> _DIRECTIONS_
Rewrite the material beginning at the line that has "Itemize the components" and stopping after the line that has "savings-label-group: Besparing i", changing "Besparing" to "Korting" and leaving everything else as it is.

> _PROVIDED DATA_

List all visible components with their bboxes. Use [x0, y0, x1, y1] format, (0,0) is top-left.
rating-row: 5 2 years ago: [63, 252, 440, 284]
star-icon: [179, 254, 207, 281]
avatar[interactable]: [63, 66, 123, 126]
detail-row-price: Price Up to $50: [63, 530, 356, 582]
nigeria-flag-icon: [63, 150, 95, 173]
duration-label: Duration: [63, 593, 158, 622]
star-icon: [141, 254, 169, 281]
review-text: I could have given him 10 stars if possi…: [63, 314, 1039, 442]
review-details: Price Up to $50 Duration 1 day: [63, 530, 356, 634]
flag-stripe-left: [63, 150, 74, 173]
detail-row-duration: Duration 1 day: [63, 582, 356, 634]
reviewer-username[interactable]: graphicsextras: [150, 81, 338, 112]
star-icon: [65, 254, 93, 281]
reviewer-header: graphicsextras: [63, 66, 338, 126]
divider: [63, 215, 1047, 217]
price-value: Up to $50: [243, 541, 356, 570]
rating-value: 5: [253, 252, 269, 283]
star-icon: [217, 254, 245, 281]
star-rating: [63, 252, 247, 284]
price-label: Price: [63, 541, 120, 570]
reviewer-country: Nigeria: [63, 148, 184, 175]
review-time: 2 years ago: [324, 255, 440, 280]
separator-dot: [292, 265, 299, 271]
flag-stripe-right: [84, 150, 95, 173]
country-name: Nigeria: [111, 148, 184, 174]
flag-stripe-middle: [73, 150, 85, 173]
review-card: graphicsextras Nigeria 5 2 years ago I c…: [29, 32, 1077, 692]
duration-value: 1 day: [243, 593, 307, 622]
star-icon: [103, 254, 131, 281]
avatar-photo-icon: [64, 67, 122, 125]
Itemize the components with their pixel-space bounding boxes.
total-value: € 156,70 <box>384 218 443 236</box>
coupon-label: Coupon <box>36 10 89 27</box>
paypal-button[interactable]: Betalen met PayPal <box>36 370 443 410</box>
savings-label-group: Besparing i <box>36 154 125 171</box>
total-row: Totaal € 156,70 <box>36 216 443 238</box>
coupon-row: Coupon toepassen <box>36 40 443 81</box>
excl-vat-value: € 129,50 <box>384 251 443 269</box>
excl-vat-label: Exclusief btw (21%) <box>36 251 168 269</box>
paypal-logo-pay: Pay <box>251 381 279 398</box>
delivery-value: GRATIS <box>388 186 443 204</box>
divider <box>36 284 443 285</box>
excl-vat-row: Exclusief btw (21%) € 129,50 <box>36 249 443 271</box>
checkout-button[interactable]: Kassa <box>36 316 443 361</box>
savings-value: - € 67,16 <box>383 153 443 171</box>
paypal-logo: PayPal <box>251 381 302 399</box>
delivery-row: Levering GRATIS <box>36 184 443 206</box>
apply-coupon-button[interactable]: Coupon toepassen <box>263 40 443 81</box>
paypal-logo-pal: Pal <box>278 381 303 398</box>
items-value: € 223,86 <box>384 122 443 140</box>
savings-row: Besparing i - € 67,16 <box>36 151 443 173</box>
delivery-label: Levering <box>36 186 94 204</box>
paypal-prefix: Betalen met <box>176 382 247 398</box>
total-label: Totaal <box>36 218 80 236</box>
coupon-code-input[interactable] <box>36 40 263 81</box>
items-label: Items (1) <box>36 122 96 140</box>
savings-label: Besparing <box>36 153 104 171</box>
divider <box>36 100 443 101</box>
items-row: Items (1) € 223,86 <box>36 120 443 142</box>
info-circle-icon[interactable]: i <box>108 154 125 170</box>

* * *

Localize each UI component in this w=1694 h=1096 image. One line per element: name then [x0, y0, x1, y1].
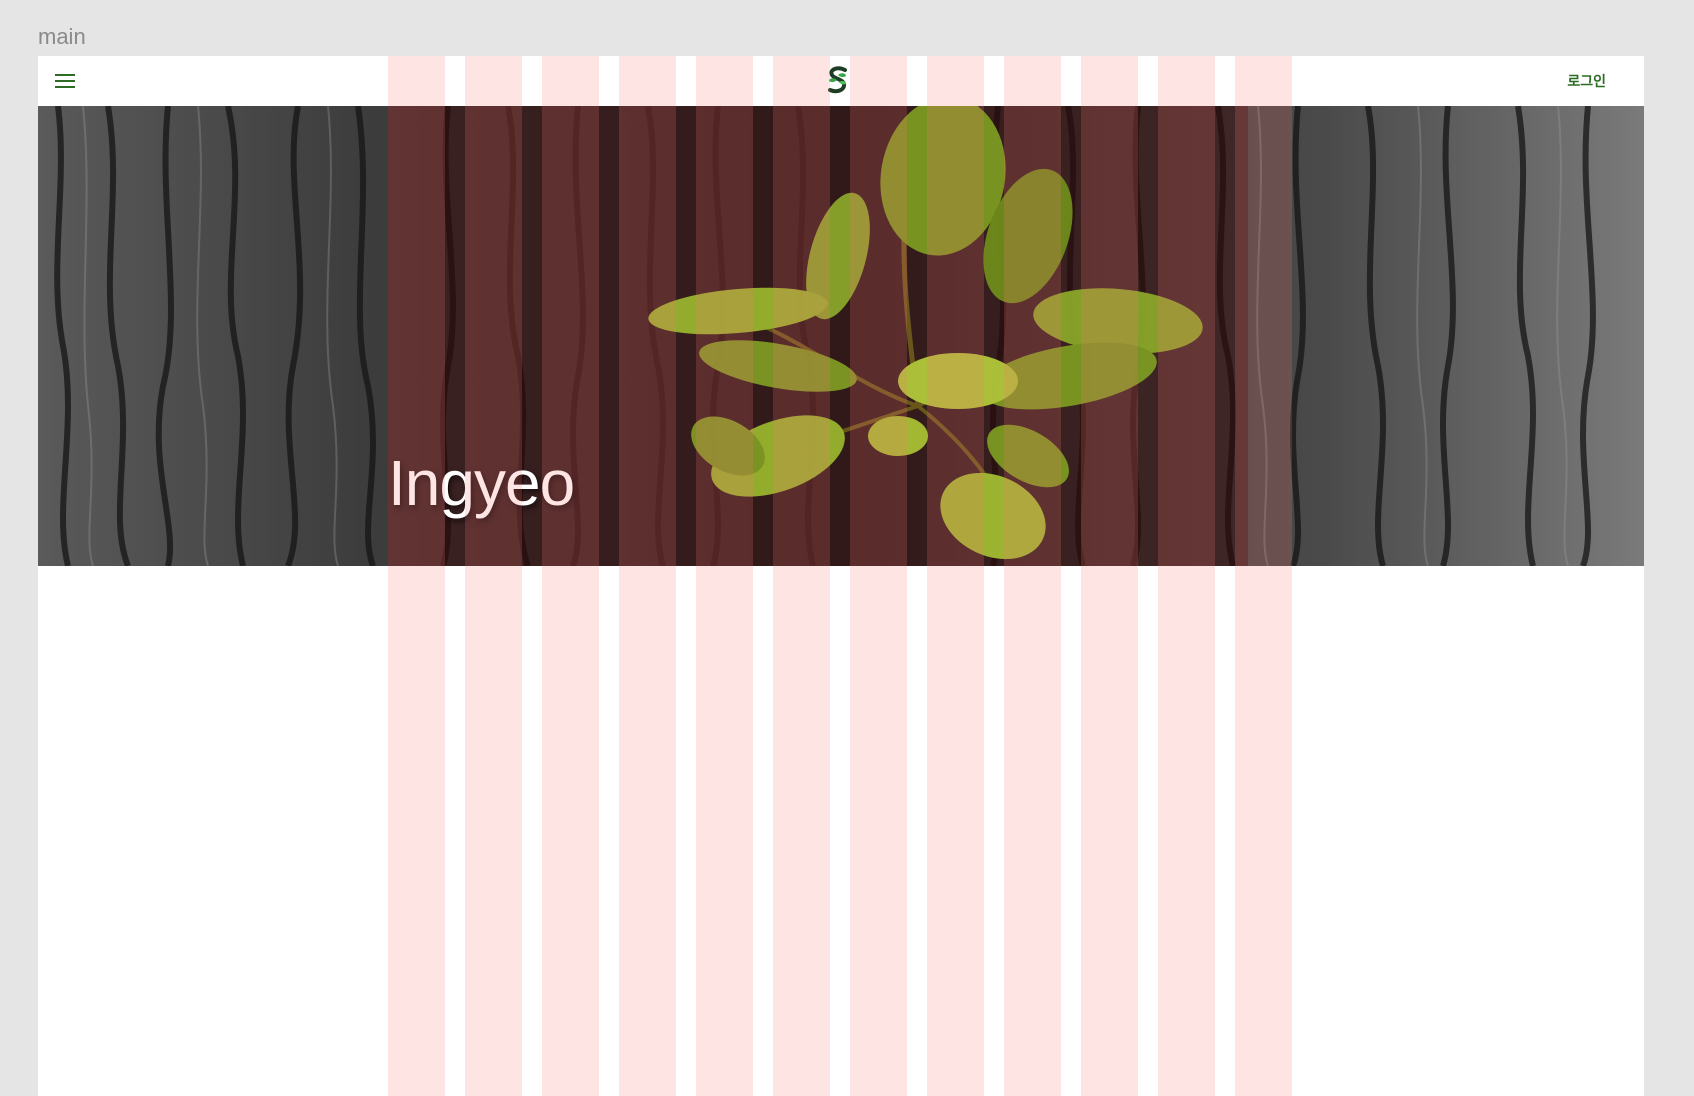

> _THE COMPLETED TASK_
Itemize the components with their pixel-space bounding boxes.
total-value: € 156,70 <box>384 218 443 236</box>
coupon-label: Coupon <box>36 10 89 27</box>
paypal-button[interactable]: Betalen met PayPal <box>36 370 443 410</box>
savings-label-group: Korting i <box>36 154 125 171</box>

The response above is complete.